## BEGIN Data section

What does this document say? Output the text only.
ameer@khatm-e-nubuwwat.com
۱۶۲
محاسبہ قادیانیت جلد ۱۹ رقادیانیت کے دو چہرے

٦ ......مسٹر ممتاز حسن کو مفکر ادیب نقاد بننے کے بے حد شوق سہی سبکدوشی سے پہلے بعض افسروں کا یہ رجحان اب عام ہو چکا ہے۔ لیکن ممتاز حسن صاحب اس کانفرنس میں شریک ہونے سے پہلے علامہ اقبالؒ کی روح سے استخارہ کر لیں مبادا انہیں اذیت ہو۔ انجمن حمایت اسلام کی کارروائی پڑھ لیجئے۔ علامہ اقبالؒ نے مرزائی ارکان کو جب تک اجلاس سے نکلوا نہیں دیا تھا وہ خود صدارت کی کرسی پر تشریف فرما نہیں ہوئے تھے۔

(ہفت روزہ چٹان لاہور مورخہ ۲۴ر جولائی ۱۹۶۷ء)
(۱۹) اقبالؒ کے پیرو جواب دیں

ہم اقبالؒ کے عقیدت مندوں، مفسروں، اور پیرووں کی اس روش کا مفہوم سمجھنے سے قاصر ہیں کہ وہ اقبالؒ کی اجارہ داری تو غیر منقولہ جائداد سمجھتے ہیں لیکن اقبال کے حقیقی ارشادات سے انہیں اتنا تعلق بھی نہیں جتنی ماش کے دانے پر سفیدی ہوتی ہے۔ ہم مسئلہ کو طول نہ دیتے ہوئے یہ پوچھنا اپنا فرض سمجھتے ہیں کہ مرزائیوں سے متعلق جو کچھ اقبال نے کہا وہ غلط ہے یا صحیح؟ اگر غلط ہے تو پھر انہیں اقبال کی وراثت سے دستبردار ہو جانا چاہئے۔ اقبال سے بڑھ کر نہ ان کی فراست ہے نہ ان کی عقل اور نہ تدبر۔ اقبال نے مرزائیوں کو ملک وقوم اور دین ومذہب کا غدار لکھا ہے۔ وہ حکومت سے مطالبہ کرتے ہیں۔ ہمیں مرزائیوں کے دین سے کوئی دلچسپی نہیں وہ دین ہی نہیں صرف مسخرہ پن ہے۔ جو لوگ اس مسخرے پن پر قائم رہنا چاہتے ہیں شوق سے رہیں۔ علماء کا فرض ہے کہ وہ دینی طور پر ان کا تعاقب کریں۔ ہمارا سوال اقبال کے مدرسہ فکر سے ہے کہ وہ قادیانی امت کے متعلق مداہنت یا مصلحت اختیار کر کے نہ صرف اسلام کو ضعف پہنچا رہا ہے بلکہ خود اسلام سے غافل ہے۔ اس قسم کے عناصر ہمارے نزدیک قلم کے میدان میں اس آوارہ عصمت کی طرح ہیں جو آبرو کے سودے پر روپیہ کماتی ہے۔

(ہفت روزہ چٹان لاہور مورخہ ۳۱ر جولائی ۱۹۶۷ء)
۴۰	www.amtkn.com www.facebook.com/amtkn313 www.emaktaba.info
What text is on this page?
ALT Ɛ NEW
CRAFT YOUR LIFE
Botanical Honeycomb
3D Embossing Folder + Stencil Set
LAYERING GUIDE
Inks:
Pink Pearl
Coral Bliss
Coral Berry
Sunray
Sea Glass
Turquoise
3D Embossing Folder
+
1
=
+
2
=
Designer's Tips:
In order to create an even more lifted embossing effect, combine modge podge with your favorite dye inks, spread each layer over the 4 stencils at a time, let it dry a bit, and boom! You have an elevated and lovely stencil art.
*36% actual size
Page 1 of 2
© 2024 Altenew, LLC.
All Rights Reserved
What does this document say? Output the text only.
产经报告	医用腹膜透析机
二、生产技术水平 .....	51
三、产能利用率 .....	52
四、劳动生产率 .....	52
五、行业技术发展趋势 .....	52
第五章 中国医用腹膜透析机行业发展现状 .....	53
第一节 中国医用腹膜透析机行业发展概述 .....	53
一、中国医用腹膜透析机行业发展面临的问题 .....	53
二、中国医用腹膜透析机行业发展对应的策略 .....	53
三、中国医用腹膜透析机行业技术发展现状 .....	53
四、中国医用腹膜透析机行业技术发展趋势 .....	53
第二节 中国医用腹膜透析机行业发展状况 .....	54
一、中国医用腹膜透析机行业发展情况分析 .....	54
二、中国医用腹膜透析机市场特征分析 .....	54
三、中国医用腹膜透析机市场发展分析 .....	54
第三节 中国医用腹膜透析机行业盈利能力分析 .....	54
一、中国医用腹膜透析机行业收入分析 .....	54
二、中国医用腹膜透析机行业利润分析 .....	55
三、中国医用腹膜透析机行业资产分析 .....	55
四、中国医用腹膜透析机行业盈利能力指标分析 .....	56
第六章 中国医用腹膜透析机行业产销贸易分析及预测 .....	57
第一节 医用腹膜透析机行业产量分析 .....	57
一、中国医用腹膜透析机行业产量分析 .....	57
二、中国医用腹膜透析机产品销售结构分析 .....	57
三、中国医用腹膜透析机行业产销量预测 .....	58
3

## END Data section

» **What you should do**: Show every line of the listing in which the string "جولائی" can be found.

» **Response below**:
(ہفت روزہ چٹان لاہور مورخہ ۲۴ر جولائی ۱۹۶۷ء)
(ہفت روزہ چٹان لاہور مورخہ ۳۱ر جولائی ۱۹۶۷ء)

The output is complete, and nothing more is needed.